* _Input records_:
******

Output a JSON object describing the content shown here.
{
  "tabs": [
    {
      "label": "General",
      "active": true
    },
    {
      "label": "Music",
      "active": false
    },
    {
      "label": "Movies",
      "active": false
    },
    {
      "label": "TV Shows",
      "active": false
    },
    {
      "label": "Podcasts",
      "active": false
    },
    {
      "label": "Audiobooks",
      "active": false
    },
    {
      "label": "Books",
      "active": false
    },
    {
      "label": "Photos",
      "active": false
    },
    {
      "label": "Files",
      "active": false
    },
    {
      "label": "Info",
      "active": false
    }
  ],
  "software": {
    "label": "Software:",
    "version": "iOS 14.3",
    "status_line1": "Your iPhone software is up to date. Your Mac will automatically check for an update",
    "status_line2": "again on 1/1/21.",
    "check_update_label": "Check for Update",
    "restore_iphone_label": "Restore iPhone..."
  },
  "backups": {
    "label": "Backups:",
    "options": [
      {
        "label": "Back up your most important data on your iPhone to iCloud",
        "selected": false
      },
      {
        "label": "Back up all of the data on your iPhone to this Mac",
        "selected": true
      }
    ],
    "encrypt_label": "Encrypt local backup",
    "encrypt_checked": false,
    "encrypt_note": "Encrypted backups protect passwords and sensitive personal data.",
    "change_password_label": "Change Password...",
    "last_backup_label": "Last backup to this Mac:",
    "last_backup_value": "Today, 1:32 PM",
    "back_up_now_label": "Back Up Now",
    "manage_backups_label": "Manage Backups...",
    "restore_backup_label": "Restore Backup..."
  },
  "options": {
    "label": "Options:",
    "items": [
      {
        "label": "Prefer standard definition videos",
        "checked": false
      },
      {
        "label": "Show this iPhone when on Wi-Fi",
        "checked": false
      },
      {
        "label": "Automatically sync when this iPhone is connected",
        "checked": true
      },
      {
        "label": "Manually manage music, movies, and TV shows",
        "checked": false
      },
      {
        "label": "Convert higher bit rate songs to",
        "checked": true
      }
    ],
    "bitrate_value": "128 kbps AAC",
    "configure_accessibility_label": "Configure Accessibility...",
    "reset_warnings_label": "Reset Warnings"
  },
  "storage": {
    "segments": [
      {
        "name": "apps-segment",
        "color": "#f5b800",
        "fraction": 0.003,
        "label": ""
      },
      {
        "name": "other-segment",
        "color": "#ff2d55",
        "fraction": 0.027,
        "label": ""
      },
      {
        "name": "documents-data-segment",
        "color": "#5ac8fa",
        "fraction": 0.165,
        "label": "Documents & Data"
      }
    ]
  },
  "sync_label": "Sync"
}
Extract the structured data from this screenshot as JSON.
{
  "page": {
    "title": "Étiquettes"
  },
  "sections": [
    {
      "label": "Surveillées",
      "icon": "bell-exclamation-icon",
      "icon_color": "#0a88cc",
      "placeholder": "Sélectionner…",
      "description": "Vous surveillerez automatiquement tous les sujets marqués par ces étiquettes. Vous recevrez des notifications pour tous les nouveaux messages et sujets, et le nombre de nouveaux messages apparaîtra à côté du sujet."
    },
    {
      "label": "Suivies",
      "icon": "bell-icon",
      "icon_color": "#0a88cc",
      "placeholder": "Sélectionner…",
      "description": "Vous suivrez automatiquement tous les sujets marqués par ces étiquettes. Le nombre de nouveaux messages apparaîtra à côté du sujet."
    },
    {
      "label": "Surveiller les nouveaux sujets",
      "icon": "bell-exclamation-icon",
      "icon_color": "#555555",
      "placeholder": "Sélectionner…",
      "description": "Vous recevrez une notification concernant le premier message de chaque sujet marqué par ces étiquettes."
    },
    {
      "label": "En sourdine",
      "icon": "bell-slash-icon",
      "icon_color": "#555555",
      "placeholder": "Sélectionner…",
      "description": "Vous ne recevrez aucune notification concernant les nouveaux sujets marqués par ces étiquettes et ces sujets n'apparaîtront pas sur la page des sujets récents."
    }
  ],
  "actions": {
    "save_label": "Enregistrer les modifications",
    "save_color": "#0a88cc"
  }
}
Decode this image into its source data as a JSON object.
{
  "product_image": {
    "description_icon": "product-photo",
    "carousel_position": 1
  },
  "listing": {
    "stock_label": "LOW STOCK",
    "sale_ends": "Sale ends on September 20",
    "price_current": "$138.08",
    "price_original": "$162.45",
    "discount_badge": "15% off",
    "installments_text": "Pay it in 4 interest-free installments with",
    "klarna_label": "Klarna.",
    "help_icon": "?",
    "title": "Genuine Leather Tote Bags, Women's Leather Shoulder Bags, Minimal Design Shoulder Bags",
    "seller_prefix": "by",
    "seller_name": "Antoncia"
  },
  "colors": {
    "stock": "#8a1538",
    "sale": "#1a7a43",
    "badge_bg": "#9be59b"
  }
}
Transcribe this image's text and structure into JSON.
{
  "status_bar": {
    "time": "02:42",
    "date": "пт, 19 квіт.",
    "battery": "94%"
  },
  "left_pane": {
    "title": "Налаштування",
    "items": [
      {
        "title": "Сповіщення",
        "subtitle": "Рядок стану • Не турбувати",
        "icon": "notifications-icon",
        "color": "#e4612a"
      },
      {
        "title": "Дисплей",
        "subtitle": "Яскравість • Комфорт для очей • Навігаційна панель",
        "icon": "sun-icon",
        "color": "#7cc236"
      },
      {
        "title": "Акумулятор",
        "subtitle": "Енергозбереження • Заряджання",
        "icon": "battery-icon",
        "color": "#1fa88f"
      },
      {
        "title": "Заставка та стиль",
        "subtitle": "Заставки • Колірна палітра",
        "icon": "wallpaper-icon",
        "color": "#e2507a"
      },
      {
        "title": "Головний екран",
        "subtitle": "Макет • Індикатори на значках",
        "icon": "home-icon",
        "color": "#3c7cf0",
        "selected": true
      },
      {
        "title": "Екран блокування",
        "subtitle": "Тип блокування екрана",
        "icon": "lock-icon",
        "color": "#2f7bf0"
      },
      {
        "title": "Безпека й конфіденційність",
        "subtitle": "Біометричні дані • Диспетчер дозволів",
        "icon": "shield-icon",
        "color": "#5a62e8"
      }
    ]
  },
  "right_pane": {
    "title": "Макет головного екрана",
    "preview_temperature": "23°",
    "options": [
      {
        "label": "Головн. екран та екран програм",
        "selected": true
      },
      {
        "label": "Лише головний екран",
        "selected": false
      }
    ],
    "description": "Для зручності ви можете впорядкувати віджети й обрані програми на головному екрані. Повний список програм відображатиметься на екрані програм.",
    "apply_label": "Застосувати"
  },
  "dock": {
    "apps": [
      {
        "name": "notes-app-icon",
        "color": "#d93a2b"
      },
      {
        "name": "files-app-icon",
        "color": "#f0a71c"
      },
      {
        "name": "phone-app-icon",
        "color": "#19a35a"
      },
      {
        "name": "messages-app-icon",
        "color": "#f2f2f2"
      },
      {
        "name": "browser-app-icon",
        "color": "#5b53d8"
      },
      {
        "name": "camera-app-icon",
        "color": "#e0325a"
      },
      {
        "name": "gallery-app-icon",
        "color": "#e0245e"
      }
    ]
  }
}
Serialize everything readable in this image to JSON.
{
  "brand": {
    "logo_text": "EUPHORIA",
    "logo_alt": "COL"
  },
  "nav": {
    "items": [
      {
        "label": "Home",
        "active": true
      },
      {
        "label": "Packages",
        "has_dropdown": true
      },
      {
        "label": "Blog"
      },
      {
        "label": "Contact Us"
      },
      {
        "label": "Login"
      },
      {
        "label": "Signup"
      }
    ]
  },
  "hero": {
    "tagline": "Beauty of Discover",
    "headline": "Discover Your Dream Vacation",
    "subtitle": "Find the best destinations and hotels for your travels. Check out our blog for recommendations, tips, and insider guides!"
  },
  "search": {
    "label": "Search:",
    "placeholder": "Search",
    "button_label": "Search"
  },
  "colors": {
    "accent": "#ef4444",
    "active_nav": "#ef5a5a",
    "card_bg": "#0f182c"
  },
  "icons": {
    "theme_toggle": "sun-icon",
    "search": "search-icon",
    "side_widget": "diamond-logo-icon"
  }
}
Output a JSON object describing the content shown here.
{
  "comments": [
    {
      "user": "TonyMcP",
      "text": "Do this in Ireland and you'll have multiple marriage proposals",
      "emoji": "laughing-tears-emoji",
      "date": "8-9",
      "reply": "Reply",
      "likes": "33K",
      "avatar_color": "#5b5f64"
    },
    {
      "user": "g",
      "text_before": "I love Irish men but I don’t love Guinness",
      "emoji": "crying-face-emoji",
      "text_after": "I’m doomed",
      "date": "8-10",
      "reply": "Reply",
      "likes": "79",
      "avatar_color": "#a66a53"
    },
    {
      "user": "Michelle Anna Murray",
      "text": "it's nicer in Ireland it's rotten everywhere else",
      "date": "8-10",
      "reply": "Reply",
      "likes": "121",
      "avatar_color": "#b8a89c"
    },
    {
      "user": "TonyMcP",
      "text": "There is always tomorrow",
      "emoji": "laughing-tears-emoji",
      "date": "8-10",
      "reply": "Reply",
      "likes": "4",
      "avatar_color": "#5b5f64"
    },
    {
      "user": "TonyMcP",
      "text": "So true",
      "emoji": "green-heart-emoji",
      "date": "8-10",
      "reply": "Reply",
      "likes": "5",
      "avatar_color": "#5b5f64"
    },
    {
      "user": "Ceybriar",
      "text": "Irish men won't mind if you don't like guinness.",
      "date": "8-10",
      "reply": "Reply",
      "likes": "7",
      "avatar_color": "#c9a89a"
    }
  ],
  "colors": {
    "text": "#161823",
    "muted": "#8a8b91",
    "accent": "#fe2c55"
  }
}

******

* _Objective_:
Look for the word "екрана" and return every line where it occurs.

* _Written reply_:
        "subtitle": "Тип блокування екрана",
    "title": "Макет головного екрана",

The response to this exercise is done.